EXERCISE DIRECTIONS:
What follows is a block of records; restate each one word for word.

STORED RECORDS:

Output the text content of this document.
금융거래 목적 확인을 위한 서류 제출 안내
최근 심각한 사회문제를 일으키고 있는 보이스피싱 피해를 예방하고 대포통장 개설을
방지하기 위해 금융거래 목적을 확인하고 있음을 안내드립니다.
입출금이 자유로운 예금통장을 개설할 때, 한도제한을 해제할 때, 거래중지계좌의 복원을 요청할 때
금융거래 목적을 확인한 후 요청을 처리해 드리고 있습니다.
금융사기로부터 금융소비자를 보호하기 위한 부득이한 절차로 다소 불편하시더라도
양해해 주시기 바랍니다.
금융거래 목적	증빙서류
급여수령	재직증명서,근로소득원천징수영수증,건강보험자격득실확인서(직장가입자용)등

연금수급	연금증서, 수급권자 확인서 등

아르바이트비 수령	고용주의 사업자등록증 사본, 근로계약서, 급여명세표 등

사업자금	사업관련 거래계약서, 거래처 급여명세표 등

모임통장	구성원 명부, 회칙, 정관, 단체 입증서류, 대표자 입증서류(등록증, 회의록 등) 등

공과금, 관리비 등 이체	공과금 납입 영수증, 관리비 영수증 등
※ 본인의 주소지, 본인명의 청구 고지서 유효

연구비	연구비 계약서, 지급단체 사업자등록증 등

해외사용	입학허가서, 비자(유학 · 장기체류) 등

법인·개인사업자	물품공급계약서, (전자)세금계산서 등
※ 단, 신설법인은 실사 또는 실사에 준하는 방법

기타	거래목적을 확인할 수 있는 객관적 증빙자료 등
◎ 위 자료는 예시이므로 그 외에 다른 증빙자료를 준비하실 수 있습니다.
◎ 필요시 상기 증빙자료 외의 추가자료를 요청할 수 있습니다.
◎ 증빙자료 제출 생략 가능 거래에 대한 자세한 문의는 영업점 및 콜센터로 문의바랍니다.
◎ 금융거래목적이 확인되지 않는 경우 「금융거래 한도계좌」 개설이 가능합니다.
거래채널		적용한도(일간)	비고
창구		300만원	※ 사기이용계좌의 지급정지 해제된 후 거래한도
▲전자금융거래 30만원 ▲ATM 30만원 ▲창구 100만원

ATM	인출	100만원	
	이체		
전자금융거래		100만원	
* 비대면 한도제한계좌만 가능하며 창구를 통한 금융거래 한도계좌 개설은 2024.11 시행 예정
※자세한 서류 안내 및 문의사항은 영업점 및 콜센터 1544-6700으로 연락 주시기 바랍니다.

TASK SOLUTION:
Output the text content of this document.
금융거래 목적 확인을 위한 서류 제출 안내
최근 심각한 사회문제를 일으키고 있는 보이스피싱 피해를 예방하고 대포통장 개설을
방지하기 위해 금융거래 목적을 확인하고 있음을 안내드립니다.
입출금이 자유로운 예금통장을 개설할 때, 한도제한을 해제할 때, 거래중지계좌의 복원을 요청할 때
금융거래 목적을 확인한 후 요청을 처리해 드리고 있습니다.
금융사기로부터 금융소비자를 보호하기 위한 부득이한 절차로 다소 불편하시더라도
양해해 주시기 바랍니다.
금융거래 목적	증빙서류
급여수령	재직증명서,근로소득원천징수영수증,건강보험자격득실확인서(직장가입자용)등

연금수급	연금증서, 수급권자 확인서 등

아르바이트비 수령	고용주의 사업자등록증 사본, 근로계약서, 급여명세표 등

사업자금	사업관련 거래계약서, 거래처 급여명세표 등

모임통장	구성원 명부, 회칙, 정관, 단체 입증서류, 대표자 입증서류(등록증, 회의록 등) 등

공과금, 관리비 등 이체	공과금 납입 영수증, 관리비 영수증 등
※ 본인의 주소지, 본인명의 청구 고지서 유효

연구비	연구비 계약서, 지급단체 사업자등록증 등

해외사용	입학허가서, 비자(유학 · 장기체류) 등

법인·개인사업자	물품공급계약서, (전자)세금계산서 등
※ 단, 신설법인은 실사 또는 실사에 준하는 방법

기타	거래목적을 확인할 수 있는 객관적 증빙자료 등
◎ 위 자료는 예시이므로 그 외에 다른 증빙자료를 준비하실 수 있습니다.
◎ 필요시 상기 증빙자료 외의 추가자료를 요청할 수 있습니다.
◎ 증빙자료 제출 생략 가능 거래에 대한 자세한 문의는 영업점 및 콜센터로 문의바랍니다.
◎ 금융거래목적이 확인되지 않는 경우 「금융거래 한도계좌」 개설이 가능합니다.
거래채널		적용한도(일간)	비고
창구		300만원	※ 사기이용계좌의 지급정지 해제된 후 거래한도
▲전자금융거래 30만원 ▲ATM 30만원 ▲창구 100만원

ATM	인출	100만원	
	이체		
전자금융거래		100만원	
* 비대면 한도제한계좌만 가능하며 창구를 통한 금융거래 한도계좌 개설은 2024.11 시행 예정
※자세한 서류 안내 및 문의사항은 영업점 및 콜센터 1544-6700으로 연락 주시기 바랍니다.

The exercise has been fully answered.